Stored records:

******************************

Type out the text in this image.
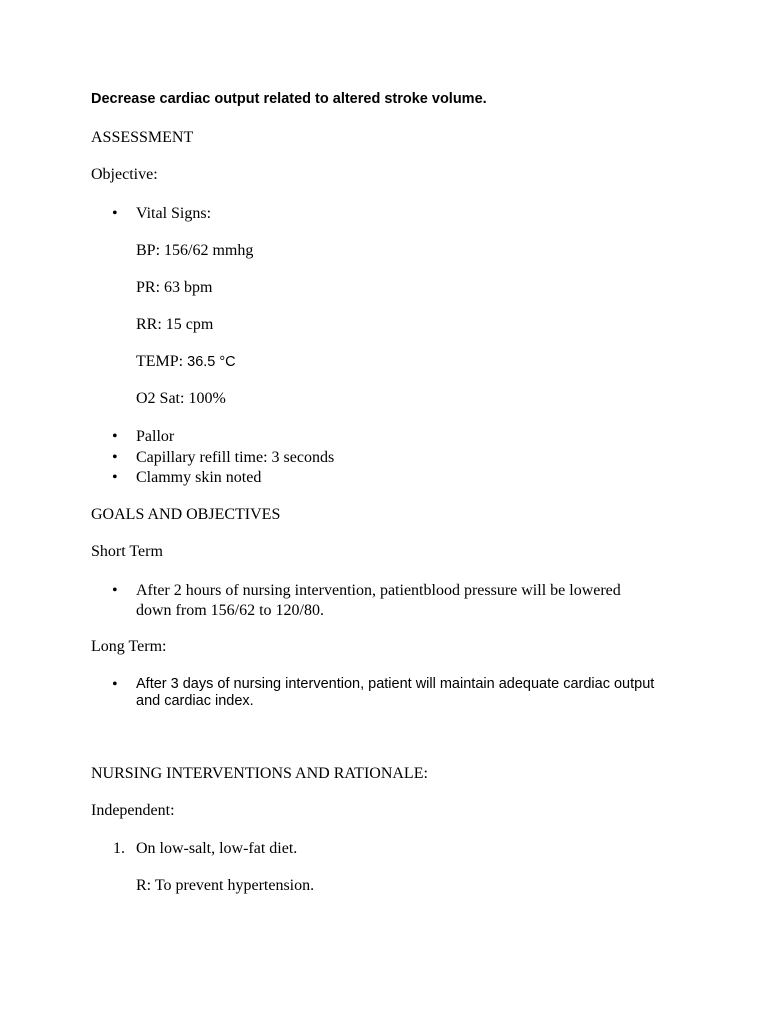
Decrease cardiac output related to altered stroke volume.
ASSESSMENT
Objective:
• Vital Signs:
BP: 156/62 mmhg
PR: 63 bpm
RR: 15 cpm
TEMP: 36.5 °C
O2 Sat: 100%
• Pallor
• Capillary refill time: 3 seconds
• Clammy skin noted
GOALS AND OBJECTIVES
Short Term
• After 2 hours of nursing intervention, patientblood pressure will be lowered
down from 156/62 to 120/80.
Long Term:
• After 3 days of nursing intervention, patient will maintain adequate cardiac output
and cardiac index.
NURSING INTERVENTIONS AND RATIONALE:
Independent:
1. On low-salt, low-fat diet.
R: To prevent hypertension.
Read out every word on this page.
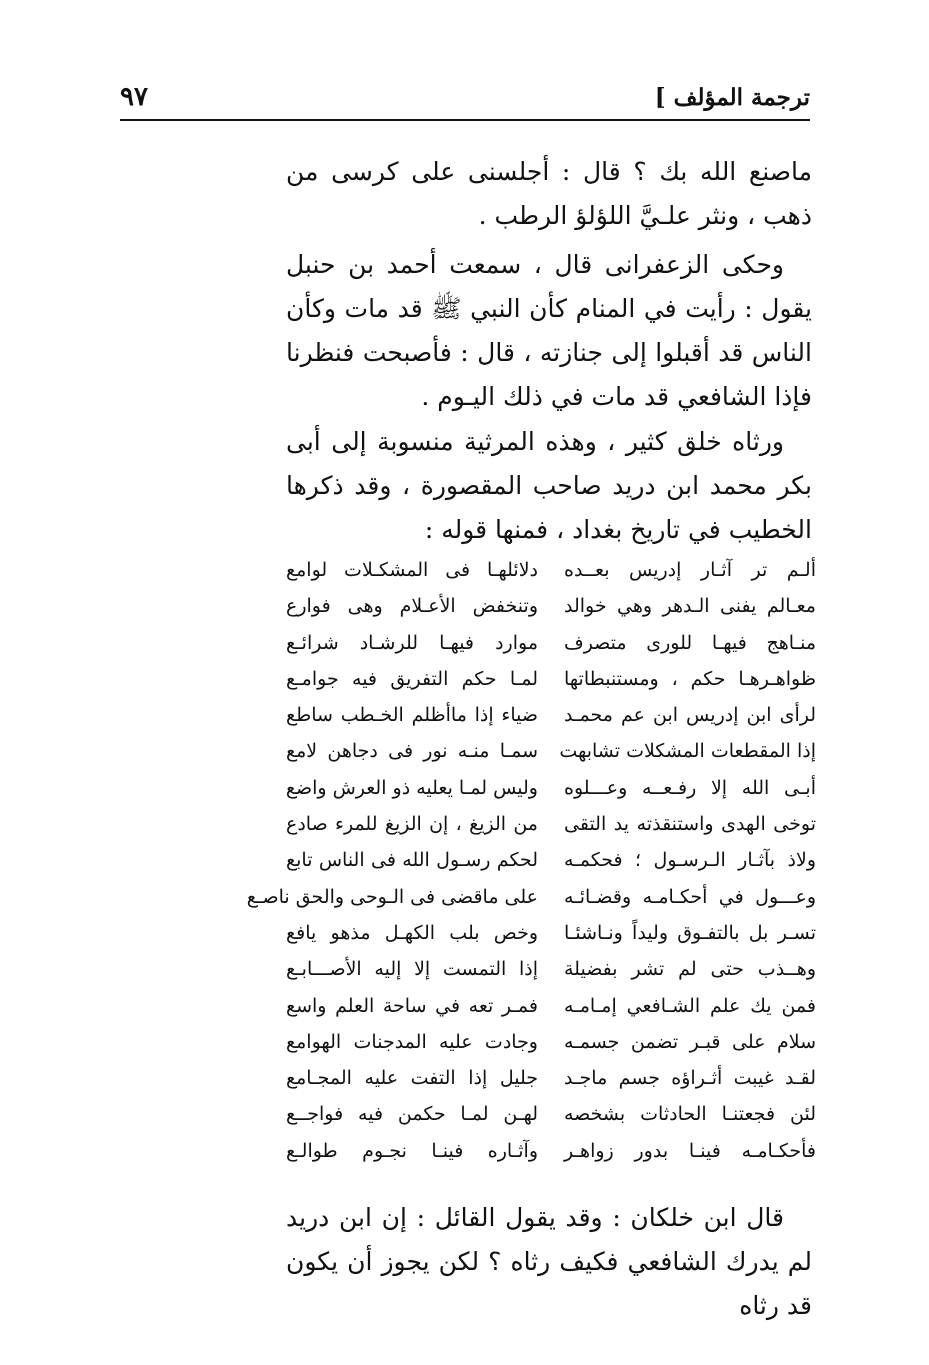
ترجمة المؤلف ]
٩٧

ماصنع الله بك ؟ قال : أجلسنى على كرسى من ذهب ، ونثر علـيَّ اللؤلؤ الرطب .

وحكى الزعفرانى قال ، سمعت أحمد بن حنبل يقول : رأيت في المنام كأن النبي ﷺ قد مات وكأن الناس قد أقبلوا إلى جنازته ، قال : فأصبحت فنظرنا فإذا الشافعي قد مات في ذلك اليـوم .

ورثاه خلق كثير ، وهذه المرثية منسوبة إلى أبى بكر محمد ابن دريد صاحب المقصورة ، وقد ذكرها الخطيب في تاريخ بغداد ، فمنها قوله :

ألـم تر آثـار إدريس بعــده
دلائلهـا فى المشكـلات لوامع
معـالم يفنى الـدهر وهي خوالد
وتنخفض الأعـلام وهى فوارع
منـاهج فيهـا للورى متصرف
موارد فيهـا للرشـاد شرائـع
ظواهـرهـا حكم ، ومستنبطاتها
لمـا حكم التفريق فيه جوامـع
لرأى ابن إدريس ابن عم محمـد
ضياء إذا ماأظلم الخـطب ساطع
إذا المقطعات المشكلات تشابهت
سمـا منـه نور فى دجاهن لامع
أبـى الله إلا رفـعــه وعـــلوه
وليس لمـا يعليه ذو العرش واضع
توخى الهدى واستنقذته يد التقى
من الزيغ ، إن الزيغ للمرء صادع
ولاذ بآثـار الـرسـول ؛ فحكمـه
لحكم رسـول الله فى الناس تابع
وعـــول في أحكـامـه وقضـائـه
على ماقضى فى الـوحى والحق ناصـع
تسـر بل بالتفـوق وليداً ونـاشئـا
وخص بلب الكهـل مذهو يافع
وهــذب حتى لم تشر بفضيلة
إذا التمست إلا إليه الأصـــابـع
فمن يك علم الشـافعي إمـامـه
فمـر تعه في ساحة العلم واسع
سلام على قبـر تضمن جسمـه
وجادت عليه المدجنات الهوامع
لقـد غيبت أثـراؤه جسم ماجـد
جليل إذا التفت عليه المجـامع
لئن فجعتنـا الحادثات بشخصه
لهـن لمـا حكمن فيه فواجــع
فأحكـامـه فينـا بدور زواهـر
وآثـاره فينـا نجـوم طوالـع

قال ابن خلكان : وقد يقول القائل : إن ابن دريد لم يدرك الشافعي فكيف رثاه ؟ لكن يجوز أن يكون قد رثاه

******************************

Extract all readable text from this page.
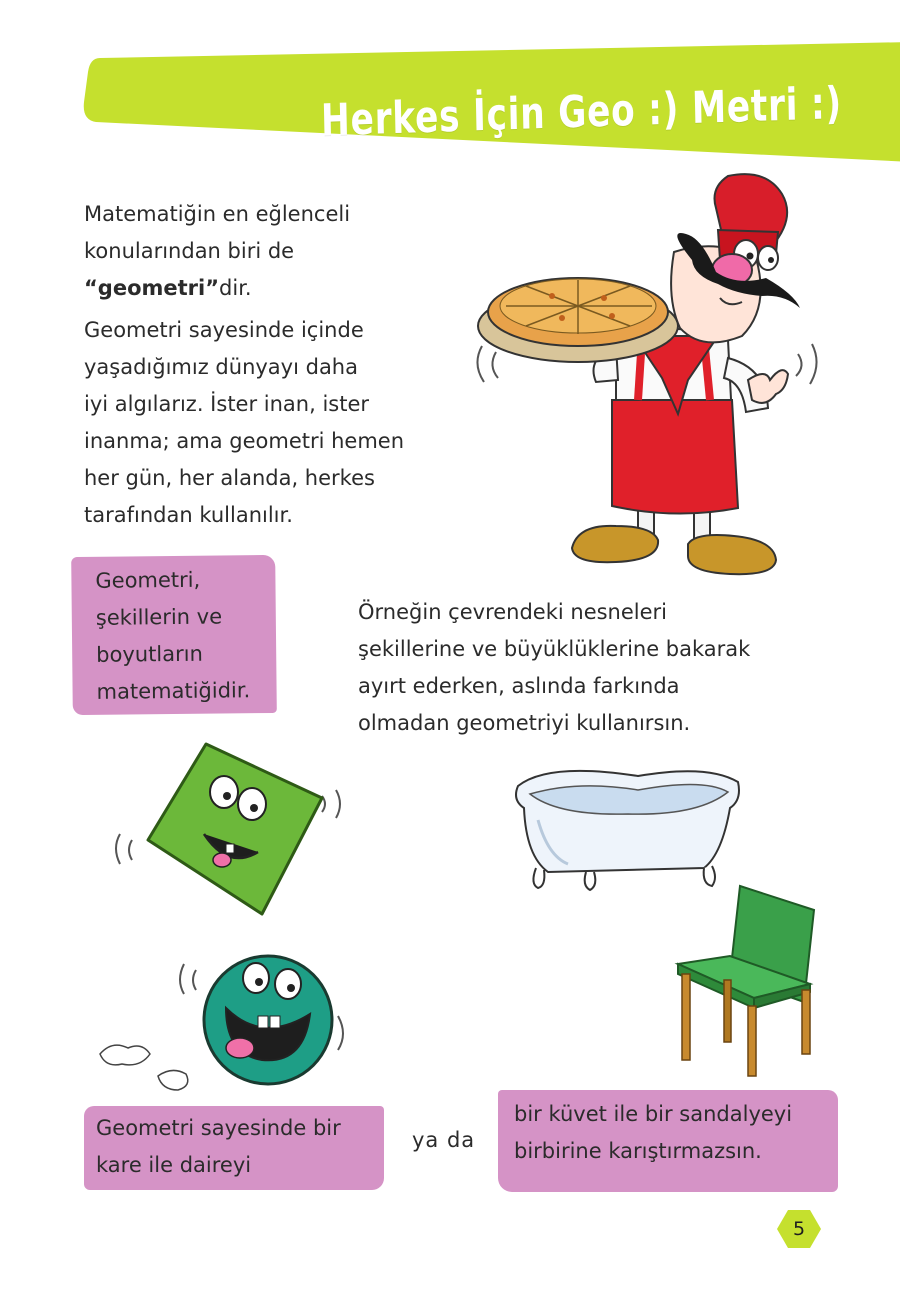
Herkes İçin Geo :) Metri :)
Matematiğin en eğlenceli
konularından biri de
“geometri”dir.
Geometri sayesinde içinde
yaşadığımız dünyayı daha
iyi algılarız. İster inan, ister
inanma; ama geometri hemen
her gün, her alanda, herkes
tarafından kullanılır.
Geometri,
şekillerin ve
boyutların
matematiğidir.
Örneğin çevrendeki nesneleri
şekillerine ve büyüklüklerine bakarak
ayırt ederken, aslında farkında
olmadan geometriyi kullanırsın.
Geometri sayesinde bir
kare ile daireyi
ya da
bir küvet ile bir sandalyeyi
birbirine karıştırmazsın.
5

******************************

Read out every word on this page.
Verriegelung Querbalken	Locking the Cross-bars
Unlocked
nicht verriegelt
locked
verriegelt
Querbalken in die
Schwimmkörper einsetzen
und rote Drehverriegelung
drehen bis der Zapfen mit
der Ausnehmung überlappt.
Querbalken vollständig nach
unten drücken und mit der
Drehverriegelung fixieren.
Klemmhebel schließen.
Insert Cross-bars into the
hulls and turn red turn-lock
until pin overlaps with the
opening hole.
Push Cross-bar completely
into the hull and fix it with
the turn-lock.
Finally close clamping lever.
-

******************************

Challenge: Copy every line above in which the string "Cross" shows up.

Right answer:
Verriegelung Querbalken	Locking the Cross-bars
Insert Cross-bars into the
Push Cross-bar completely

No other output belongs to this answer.